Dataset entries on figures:
★ ★ ★

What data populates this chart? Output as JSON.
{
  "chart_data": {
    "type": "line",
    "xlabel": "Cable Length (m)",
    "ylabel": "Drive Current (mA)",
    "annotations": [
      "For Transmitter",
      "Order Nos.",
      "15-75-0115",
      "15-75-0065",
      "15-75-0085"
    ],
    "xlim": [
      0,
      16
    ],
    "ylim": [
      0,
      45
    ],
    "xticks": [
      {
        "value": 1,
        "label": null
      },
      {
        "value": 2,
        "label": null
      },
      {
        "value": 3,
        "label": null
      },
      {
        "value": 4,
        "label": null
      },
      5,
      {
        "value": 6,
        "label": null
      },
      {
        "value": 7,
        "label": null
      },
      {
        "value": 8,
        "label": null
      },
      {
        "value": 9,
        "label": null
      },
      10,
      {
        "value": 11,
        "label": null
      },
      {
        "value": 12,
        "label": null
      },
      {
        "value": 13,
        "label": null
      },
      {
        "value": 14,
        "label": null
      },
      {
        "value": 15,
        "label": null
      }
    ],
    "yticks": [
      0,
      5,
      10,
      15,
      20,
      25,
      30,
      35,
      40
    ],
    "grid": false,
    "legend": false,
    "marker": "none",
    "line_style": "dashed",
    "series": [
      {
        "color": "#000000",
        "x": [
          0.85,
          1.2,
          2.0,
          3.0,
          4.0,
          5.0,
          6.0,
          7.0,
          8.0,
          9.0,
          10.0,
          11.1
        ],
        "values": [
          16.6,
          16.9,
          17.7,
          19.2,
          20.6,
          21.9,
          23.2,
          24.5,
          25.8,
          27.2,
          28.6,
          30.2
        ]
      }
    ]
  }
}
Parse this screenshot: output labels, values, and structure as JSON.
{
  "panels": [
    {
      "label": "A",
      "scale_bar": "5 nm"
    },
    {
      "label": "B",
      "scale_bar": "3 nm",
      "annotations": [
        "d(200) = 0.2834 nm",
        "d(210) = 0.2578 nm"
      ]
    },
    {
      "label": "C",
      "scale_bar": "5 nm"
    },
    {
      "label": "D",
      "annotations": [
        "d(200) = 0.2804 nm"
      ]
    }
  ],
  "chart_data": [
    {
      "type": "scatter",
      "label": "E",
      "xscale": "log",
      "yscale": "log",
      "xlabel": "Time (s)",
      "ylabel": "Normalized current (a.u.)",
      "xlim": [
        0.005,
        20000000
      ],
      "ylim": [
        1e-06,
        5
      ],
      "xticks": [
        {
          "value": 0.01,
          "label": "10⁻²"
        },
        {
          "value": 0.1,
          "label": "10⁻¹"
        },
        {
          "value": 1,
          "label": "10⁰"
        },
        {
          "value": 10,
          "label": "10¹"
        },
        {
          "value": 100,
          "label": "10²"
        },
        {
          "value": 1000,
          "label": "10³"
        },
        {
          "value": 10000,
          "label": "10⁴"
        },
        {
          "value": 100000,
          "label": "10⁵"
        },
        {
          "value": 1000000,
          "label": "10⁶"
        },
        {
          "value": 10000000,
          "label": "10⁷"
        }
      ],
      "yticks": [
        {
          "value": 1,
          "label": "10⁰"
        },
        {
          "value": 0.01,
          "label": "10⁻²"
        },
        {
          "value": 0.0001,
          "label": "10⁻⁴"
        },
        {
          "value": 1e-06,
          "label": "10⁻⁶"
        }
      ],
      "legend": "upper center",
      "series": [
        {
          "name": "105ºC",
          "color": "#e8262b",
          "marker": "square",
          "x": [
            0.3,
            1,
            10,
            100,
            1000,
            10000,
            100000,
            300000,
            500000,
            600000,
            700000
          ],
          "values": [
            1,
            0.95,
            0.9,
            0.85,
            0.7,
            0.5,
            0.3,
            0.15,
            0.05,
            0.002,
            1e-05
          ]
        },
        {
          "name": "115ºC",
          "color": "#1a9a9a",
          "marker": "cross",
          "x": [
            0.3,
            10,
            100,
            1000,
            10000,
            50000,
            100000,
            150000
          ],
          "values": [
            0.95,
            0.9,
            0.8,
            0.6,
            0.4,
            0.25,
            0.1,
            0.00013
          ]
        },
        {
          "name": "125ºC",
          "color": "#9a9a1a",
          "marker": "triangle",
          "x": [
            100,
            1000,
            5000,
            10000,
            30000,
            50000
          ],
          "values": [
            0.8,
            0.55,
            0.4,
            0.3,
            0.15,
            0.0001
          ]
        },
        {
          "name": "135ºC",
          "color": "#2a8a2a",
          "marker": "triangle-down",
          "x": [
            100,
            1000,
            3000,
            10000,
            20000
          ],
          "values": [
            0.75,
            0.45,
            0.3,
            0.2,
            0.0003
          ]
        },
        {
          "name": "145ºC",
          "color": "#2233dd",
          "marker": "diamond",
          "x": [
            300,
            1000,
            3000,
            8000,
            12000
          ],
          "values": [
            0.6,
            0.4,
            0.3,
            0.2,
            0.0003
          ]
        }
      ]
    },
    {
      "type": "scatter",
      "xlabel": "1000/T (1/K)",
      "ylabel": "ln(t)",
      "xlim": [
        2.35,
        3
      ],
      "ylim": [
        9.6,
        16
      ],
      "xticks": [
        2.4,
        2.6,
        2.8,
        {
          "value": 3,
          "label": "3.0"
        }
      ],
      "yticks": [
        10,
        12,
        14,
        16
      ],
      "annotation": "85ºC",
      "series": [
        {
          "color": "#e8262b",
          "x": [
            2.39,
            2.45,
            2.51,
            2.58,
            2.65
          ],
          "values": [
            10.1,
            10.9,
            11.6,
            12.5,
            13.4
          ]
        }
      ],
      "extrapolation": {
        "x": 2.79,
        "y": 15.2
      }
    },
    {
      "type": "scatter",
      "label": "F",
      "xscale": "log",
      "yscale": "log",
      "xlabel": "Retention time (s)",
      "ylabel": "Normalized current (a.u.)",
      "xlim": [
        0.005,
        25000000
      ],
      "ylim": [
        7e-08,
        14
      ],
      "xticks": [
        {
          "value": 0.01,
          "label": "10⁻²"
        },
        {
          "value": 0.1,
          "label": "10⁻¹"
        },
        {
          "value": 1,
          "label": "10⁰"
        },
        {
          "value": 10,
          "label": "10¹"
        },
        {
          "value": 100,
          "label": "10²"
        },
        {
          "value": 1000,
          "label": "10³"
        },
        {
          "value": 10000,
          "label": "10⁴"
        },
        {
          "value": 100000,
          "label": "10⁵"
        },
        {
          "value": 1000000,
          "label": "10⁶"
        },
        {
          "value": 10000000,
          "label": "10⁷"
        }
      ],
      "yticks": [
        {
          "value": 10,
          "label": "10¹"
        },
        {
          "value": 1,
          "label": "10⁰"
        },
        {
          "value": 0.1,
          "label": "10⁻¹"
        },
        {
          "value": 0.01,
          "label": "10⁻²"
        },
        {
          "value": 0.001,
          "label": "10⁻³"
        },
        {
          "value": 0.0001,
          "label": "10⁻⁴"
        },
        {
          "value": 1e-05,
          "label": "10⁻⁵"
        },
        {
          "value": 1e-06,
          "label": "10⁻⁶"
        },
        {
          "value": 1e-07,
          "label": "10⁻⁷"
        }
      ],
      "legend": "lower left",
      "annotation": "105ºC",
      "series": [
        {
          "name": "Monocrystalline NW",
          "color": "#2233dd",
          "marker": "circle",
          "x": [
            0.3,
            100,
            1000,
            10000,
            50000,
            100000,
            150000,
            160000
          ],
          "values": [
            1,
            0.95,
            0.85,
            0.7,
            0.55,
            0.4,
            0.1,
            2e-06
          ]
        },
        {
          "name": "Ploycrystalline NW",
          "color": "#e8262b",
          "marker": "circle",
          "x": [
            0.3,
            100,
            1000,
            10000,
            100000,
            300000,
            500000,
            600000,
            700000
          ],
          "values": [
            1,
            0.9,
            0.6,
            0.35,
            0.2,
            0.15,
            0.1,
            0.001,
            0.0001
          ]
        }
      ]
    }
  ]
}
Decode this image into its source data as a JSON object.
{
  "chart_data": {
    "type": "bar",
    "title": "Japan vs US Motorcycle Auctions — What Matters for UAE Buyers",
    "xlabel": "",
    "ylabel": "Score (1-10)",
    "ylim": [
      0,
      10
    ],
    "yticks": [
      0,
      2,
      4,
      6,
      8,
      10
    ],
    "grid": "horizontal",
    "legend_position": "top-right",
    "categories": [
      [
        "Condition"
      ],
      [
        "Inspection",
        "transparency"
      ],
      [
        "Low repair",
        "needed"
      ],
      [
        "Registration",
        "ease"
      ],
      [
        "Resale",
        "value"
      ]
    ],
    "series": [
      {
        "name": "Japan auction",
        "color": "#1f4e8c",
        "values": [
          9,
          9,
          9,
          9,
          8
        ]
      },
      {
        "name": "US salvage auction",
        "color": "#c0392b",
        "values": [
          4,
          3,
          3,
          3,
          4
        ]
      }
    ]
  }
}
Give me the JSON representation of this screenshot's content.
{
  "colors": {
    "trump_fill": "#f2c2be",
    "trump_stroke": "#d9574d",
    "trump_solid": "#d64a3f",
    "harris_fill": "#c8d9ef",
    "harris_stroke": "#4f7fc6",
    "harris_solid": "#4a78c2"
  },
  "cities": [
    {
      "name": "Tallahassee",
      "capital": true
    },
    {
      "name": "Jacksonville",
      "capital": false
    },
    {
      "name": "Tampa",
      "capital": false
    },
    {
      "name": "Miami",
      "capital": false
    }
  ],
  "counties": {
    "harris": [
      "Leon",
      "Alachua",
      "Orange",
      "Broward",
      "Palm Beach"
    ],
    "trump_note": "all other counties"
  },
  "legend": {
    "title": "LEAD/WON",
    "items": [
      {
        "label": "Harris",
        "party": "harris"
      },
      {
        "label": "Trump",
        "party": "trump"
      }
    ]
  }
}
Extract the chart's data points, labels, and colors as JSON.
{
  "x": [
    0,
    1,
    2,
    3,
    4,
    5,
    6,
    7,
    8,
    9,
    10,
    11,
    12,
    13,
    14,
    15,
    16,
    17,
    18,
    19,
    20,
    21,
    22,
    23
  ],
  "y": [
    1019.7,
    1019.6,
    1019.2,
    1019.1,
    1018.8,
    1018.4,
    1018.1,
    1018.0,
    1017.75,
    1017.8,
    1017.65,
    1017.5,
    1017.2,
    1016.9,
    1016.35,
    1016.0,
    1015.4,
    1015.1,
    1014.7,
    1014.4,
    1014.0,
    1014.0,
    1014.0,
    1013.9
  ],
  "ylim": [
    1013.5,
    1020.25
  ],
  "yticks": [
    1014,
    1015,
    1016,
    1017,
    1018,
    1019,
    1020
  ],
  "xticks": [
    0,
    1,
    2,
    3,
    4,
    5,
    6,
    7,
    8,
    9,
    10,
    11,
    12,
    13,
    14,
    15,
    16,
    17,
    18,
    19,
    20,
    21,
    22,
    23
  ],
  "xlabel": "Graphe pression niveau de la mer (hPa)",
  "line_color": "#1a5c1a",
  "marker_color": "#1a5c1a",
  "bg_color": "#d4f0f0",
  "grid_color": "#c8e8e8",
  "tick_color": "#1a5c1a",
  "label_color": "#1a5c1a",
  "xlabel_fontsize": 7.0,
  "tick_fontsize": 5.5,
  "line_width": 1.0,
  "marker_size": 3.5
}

★ ★ ★

Stated task: Copy each line of the listing that includes "counties".

Task solution:
  "counties": {
    "trump_note": "all other counties"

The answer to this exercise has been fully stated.